— START OF INPUT MATERIAL —

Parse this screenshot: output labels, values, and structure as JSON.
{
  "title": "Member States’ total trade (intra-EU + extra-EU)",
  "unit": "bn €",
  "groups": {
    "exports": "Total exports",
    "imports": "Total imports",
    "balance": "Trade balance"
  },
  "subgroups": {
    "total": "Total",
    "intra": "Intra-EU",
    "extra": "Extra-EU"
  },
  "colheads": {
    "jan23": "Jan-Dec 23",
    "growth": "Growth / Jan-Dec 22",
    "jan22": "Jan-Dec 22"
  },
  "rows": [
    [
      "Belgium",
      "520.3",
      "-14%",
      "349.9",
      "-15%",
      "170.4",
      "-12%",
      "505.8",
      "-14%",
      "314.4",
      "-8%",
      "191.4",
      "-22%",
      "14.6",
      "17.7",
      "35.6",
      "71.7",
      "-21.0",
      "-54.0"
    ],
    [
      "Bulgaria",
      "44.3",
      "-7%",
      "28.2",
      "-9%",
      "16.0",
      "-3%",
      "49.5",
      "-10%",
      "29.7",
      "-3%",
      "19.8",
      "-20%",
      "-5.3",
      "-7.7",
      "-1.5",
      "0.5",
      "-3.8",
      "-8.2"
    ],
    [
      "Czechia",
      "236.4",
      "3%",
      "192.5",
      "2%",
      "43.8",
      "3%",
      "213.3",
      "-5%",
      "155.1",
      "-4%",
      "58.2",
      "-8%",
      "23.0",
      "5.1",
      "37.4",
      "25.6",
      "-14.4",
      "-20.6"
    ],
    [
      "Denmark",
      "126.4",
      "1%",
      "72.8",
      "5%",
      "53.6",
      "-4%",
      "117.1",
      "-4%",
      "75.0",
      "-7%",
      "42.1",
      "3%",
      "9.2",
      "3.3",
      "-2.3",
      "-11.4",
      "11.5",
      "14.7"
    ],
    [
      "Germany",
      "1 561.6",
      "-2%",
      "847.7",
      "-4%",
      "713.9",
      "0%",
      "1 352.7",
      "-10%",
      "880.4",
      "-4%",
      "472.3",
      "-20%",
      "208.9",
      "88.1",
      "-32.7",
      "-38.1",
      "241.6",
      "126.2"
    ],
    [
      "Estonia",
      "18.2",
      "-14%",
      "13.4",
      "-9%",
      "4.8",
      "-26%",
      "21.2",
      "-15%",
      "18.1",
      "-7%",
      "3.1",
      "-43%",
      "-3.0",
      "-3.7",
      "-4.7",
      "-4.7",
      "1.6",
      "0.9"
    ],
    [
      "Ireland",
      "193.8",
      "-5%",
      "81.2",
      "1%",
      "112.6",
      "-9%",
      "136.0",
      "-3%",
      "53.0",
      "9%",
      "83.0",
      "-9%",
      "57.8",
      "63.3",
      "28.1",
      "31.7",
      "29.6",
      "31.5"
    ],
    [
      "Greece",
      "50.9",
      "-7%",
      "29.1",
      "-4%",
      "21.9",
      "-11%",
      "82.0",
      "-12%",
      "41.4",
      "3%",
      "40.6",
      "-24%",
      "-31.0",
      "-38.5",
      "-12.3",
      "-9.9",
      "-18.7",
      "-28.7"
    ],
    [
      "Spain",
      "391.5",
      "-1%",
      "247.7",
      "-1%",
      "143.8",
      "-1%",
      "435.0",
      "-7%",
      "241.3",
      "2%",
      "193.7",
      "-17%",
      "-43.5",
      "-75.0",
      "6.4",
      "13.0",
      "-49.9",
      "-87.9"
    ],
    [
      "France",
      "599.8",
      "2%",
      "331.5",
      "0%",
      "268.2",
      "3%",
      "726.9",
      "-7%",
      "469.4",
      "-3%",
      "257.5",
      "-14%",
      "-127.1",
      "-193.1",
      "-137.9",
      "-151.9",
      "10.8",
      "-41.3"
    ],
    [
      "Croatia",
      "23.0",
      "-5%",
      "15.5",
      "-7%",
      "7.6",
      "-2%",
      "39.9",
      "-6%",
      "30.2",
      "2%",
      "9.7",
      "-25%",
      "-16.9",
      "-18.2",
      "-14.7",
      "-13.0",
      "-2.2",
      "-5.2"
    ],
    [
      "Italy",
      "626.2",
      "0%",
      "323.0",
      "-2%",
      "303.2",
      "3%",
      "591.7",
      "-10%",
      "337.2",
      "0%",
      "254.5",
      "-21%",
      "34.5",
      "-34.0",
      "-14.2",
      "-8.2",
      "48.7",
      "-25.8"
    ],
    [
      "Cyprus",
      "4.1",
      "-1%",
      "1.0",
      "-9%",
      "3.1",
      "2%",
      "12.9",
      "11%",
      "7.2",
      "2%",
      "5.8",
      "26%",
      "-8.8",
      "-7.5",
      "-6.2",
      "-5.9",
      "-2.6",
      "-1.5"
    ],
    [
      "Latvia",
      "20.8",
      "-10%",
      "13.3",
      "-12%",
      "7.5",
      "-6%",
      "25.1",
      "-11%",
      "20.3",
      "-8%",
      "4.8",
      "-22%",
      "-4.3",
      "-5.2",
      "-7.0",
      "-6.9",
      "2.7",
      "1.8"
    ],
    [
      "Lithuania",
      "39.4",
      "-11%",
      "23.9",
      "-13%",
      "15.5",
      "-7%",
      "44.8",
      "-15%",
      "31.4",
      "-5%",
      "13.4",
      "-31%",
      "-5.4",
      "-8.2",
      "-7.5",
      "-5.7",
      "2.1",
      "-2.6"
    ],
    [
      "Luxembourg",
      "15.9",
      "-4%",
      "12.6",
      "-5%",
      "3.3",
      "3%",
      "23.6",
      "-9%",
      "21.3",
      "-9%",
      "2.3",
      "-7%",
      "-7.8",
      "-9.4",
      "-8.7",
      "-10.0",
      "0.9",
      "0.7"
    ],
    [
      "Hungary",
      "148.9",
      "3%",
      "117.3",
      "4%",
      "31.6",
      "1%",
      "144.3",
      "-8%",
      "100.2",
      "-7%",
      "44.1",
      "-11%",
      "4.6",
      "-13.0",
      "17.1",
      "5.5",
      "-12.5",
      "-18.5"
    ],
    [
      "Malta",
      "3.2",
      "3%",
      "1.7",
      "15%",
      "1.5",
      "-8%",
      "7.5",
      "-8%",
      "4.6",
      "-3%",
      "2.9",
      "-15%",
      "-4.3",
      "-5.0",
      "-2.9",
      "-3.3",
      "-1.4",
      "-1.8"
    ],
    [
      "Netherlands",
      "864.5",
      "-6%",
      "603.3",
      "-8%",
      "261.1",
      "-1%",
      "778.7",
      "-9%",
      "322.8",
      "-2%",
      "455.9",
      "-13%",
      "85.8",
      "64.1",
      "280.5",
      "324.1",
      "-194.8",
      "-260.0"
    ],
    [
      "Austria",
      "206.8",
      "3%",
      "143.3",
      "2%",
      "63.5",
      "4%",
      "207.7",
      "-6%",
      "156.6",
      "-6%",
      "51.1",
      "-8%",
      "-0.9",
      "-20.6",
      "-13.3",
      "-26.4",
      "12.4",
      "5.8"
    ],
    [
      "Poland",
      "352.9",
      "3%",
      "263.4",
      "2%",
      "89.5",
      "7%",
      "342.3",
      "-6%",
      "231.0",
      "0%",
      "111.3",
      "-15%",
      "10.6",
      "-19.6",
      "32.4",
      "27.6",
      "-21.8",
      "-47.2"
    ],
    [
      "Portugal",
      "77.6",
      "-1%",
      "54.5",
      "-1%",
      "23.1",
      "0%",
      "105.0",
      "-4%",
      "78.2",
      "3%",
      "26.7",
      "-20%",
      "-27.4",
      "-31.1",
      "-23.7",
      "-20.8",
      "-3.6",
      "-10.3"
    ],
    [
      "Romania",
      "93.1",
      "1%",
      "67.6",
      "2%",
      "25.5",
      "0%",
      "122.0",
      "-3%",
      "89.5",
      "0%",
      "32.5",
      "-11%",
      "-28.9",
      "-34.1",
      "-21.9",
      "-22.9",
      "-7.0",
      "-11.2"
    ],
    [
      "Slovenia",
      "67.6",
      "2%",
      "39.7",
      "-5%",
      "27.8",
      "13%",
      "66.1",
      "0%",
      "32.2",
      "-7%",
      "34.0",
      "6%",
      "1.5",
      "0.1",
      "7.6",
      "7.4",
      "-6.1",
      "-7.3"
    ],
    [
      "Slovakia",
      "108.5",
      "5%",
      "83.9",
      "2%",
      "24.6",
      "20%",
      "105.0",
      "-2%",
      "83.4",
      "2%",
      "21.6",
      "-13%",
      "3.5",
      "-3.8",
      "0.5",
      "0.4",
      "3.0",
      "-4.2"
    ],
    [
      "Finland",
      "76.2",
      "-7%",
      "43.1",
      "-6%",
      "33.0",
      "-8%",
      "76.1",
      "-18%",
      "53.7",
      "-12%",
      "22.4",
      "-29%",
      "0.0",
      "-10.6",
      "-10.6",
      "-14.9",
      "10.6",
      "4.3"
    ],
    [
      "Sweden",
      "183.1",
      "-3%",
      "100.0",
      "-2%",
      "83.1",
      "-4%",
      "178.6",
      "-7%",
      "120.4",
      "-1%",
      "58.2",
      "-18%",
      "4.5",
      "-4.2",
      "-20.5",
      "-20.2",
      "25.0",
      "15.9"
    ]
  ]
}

— END OF INPUT MATERIAL —

- [REQUIRED WORK]:
From the listing above, pick out every line containing "intra".

- [RIGHT ANSWER]:
  "title": "Member States’ total trade (intra-EU + extra-EU)",
    "intra": "Intra-EU",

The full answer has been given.